→ **What you are asked to do**: In the lines below, look for "value". Copy each line where it appears.

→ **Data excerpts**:
== Segment start ==

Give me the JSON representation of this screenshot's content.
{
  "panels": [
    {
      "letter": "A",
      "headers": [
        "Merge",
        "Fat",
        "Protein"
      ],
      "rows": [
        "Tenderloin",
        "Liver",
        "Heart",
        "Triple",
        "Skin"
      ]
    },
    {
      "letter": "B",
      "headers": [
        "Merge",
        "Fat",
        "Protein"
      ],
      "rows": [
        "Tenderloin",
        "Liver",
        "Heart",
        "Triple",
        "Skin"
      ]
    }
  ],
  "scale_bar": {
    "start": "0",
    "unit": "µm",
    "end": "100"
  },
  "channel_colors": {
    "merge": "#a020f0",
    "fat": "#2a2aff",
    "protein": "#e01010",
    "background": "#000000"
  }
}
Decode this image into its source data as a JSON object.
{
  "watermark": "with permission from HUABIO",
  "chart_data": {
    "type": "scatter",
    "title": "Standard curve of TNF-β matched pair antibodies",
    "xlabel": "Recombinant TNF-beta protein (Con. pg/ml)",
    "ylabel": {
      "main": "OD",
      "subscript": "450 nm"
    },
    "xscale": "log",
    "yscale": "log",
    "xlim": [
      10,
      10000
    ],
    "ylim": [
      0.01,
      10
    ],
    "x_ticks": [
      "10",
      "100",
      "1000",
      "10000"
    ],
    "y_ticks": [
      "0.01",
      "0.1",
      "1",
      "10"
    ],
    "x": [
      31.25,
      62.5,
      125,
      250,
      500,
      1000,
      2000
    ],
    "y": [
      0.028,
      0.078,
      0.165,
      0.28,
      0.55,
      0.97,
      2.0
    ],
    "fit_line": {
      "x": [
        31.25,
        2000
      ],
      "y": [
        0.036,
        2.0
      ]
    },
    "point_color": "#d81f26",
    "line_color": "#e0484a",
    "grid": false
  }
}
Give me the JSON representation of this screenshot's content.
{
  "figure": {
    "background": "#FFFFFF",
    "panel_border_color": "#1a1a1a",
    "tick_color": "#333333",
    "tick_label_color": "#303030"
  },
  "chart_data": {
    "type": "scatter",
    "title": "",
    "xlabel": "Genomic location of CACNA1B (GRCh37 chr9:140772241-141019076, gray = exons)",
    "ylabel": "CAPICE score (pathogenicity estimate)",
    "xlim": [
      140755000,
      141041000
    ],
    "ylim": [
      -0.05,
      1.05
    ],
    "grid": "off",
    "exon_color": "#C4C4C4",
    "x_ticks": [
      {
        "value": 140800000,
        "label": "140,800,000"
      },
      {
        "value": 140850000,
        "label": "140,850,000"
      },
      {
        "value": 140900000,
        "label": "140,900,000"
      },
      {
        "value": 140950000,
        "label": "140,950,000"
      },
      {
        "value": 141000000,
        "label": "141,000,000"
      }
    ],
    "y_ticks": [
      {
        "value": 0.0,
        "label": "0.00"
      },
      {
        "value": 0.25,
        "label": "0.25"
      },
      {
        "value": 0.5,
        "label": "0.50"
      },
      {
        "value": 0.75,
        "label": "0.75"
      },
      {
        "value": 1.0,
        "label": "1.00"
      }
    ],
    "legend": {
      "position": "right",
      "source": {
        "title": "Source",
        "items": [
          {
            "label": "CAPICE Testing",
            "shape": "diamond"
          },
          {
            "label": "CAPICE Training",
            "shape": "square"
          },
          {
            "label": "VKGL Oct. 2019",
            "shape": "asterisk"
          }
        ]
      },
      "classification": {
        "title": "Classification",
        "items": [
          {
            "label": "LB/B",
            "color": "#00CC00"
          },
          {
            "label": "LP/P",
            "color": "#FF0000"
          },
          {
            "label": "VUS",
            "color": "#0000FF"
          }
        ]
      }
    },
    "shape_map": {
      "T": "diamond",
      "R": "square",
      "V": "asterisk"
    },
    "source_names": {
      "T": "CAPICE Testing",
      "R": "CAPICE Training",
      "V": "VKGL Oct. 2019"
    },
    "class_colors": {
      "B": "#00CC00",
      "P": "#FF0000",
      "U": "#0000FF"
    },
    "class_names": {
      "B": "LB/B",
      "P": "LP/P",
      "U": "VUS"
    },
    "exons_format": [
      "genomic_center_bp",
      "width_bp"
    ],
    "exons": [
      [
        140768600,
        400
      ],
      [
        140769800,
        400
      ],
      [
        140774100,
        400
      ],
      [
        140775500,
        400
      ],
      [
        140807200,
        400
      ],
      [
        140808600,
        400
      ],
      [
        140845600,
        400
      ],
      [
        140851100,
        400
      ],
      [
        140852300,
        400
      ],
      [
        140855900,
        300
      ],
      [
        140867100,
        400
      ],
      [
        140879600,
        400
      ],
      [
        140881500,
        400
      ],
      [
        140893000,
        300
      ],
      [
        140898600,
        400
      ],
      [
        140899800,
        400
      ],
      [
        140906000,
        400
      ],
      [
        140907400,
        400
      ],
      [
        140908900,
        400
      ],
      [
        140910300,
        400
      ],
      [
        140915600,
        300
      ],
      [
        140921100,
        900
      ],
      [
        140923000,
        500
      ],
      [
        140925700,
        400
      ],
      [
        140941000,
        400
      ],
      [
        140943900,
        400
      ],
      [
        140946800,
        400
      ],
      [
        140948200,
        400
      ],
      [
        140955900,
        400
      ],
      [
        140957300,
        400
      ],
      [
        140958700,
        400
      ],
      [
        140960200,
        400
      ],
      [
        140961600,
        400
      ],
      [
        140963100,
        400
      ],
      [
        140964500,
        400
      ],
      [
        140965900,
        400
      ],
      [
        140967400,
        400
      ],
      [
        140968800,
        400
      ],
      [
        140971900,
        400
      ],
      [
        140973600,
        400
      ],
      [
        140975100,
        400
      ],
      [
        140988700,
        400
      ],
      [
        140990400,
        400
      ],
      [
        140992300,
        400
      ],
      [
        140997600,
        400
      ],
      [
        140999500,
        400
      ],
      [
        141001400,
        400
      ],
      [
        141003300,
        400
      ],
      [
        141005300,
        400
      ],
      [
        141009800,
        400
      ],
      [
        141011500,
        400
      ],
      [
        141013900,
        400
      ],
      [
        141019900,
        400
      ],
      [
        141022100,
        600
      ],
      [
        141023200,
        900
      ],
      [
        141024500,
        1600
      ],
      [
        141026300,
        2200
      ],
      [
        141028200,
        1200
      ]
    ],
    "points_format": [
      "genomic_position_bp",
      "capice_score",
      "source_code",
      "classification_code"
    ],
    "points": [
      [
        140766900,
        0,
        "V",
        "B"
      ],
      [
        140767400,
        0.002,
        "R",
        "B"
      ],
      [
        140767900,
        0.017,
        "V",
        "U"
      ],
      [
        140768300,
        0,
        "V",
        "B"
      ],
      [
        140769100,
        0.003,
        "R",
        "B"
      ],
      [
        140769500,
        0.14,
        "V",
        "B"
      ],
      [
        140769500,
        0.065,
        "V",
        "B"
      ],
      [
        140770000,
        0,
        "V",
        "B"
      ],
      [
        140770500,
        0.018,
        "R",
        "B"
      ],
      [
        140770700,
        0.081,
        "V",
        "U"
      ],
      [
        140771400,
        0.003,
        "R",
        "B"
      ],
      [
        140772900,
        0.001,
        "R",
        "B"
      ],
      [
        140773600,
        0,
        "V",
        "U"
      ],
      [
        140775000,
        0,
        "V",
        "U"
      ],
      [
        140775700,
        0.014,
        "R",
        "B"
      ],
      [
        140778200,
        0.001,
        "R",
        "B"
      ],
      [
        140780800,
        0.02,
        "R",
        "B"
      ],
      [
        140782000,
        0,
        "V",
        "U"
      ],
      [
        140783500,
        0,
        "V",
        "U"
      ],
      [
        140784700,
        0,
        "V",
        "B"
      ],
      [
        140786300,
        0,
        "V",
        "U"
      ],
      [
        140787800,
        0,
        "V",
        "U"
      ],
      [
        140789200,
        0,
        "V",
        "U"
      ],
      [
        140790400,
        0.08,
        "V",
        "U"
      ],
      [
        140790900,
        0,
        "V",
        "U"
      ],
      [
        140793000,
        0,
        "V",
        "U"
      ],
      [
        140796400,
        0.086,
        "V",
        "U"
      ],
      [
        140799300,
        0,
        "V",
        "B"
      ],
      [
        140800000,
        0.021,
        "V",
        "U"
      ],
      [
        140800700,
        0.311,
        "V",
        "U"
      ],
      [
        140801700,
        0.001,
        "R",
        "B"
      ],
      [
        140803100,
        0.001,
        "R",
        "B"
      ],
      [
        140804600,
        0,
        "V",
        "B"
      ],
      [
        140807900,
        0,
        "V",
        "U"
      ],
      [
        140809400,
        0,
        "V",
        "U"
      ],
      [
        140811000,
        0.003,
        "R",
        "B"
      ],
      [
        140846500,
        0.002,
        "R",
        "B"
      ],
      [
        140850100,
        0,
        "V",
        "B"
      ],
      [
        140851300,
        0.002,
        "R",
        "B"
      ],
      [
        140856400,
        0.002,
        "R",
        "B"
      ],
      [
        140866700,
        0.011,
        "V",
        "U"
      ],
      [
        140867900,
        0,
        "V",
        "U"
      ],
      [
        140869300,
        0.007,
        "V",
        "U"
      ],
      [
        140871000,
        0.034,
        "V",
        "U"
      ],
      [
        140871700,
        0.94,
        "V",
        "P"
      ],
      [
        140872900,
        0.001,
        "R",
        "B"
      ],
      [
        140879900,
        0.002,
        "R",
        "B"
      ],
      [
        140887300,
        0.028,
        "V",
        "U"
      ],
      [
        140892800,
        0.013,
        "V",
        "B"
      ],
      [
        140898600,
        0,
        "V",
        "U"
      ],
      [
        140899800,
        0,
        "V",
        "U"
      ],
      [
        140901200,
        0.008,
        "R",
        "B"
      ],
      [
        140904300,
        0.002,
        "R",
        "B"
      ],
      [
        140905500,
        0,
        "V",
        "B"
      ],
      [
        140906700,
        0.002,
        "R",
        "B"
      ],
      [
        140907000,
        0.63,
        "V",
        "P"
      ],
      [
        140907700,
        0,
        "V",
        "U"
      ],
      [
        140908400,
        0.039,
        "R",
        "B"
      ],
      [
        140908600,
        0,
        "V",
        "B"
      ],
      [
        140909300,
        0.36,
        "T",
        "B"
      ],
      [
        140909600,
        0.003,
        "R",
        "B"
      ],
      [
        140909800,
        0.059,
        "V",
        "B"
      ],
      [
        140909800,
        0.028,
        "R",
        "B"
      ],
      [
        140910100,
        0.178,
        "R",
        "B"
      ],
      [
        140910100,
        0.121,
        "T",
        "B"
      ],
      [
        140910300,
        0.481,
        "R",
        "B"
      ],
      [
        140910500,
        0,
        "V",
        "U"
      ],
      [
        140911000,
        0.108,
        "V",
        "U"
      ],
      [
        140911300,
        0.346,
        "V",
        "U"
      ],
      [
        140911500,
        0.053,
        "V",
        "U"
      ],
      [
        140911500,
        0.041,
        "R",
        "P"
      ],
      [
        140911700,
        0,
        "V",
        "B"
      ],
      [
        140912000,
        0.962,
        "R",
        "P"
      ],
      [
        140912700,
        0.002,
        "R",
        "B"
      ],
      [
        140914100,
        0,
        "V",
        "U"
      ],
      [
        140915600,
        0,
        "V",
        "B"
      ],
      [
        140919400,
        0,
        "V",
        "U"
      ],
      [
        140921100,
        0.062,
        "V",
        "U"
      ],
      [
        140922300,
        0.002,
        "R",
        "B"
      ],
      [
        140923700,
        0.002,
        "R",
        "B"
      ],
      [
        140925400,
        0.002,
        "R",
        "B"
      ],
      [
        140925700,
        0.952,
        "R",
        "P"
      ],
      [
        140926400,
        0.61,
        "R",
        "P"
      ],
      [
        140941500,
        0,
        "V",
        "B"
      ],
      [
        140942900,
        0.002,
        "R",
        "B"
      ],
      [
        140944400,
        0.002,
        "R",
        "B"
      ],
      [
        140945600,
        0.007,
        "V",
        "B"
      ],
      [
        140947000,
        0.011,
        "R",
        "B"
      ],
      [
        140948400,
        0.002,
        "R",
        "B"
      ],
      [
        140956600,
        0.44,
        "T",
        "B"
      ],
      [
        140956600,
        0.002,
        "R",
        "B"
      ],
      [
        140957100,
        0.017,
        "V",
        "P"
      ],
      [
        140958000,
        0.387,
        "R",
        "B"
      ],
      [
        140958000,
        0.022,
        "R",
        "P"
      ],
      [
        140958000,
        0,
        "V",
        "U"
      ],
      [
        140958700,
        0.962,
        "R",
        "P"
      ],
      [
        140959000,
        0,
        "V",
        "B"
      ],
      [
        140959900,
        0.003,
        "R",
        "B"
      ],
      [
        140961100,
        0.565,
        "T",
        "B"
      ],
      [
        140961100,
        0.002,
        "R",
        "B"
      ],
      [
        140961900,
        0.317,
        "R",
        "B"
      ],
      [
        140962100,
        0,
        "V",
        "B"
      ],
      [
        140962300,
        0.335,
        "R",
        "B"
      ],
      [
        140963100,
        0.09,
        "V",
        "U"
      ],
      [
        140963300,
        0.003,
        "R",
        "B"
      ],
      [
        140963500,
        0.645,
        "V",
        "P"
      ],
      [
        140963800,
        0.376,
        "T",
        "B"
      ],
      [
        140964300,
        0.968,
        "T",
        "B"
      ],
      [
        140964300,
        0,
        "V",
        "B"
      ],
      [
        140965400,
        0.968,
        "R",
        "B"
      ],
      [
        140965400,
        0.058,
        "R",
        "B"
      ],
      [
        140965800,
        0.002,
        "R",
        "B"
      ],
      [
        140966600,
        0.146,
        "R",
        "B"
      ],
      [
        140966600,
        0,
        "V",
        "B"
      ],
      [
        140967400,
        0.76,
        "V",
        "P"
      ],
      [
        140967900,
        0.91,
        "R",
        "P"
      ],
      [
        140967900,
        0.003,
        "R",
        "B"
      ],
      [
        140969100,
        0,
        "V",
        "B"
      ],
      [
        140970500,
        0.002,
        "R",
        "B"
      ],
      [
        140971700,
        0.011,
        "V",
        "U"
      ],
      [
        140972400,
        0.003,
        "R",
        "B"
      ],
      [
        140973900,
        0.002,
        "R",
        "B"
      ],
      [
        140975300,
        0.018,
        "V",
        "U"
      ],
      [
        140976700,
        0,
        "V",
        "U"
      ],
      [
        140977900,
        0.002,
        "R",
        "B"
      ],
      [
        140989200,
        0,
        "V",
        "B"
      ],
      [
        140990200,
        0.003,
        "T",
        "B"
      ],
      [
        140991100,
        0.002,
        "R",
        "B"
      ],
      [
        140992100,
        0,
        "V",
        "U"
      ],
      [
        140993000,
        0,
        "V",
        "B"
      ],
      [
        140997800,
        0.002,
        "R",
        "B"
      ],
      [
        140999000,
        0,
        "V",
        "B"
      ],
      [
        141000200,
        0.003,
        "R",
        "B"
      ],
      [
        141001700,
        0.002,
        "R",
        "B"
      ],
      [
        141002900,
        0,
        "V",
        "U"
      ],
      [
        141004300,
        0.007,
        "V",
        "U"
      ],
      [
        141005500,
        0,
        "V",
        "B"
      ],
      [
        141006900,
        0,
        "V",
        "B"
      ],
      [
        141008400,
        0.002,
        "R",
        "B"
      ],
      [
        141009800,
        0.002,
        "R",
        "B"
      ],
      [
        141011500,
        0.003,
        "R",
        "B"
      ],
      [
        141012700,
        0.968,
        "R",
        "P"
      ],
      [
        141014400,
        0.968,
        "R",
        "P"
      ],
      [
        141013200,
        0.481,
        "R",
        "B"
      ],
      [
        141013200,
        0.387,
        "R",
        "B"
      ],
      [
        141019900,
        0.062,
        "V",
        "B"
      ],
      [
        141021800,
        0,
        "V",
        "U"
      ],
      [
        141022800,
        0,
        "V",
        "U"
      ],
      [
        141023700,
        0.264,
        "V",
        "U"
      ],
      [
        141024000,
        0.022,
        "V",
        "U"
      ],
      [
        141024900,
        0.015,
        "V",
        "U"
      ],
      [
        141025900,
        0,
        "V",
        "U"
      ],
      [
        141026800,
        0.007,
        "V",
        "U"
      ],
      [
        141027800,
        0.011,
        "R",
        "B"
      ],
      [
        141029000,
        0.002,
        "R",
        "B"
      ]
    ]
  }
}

== Segment end ==

→ **Solution to this task**:
        "value": 140800000,
        "value": 140850000,
        "value": 140900000,
        "value": 140950000,
        "value": 141000000,
        "value": 0.0,
        "value": 0.25,
        "value": 0.5,
        "value": 0.75,
        "value": 1.0,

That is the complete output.